> [Data listing]
------------------------------------

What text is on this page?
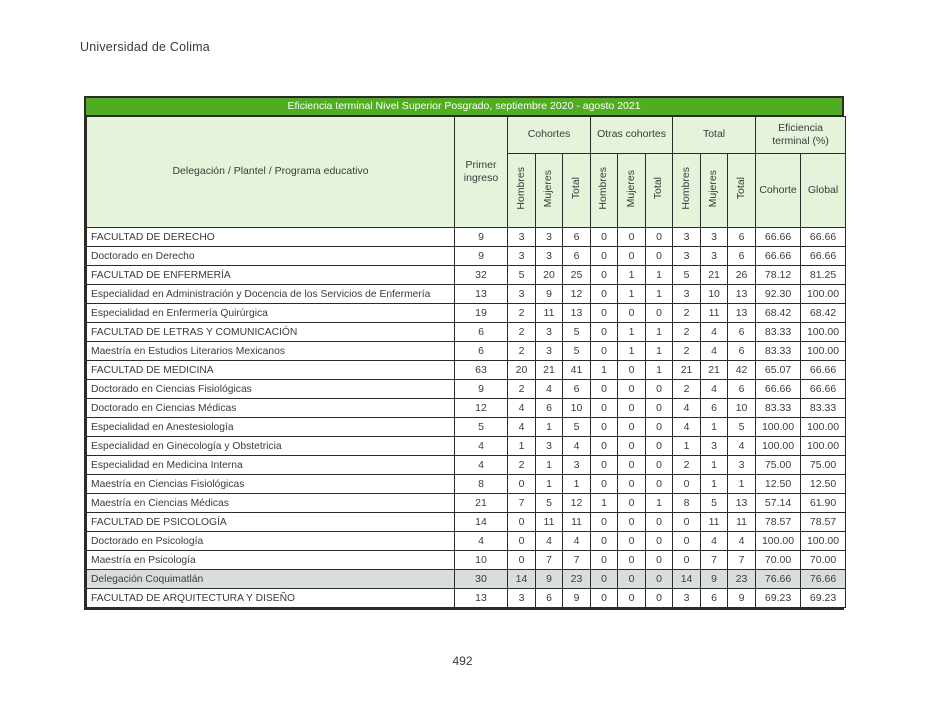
Universidad de Colima
Eficiencia terminal Nivel Superior Posgrado, septiembre 2020 - agosto 2021
Delegación / Plantel / Programa educativo	Primer ingreso	Cohortes			Otras cohortes			Total			Eficiencia terminal (%)	
		Hombres	Mujeres	Total	Hombres	Mujeres	Total	Hombres	Mujeres	Total	Cohorte	Global
FACULTAD DE DERECHO	9	3	3	6	0	0	0	3	3	6	66.66	66.66
Doctorado en Derecho	9	3	3	6	0	0	0	3	3	6	66.66	66.66
FACULTAD DE ENFERMERÍA	32	5	20	25	0	1	1	5	21	26	78.12	81.25
Especialidad en Administración y Docencia de los Servicios de Enfermería	13	3	9	12	0	1	1	3	10	13	92.30	100.00
Especialidad en Enfermería Quirúrgica	19	2	11	13	0	0	0	2	11	13	68.42	68.42
FACULTAD DE LETRAS Y COMUNICACIÓN	6	2	3	5	0	1	1	2	4	6	83.33	100.00
Maestría en Estudios Literarios Mexicanos	6	2	3	5	0	1	1	2	4	6	83.33	100.00
FACULTAD DE MEDICINA	63	20	21	41	1	0	1	21	21	42	65.07	66.66
Doctorado en Ciencias Fisiológicas	9	2	4	6	0	0	0	2	4	6	66.66	66.66
Doctorado en Ciencias Médicas	12	4	6	10	0	0	0	4	6	10	83.33	83.33
Especialidad en Anestesiología	5	4	1	5	0	0	0	4	1	5	100.00	100.00
Especialidad en Ginecología y Obstetricia	4	1	3	4	0	0	0	1	3	4	100.00	100.00
Especialidad en Medicina Interna	4	2	1	3	0	0	0	2	1	3	75.00	75.00
Maestría en Ciencias Fisiológicas	8	0	1	1	0	0	0	0	1	1	12.50	12.50
Maestría en Ciencias Médicas	21	7	5	12	1	0	1	8	5	13	57.14	61.90
FACULTAD DE PSICOLOGÍA	14	0	11	11	0	0	0	0	11	11	78.57	78.57
Doctorado en Psicología	4	0	4	4	0	0	0	0	4	4	100.00	100.00
Maestría en Psicología	10	0	7	7	0	0	0	0	7	7	70.00	70.00
Delegación Coquimatlán	30	14	9	23	0	0	0	14	9	23	76.66	76.66
FACULTAD DE ARQUITECTURA Y DISEÑO	13	3	6	9	0	0	0	3	6	9	69.23	69.23
492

------------------------------------

> [Stated goal] All lines holding the word "Maestría" should be picked out and copied.

> [Exercise answer]
Maestría en Estudios Literarios Mexicanos	6	2	3	5	0	1	1	2	4	6	83.33	100.00
Maestría en Ciencias Fisiológicas	8	0	1	1	0	0	0	0	1	1	12.50	12.50
Maestría en Ciencias Médicas	21	7	5	12	1	0	1	8	5	13	57.14	61.90
Maestría en Psicología	10	0	7	7	0	0	0	0	7	7	70.00	70.00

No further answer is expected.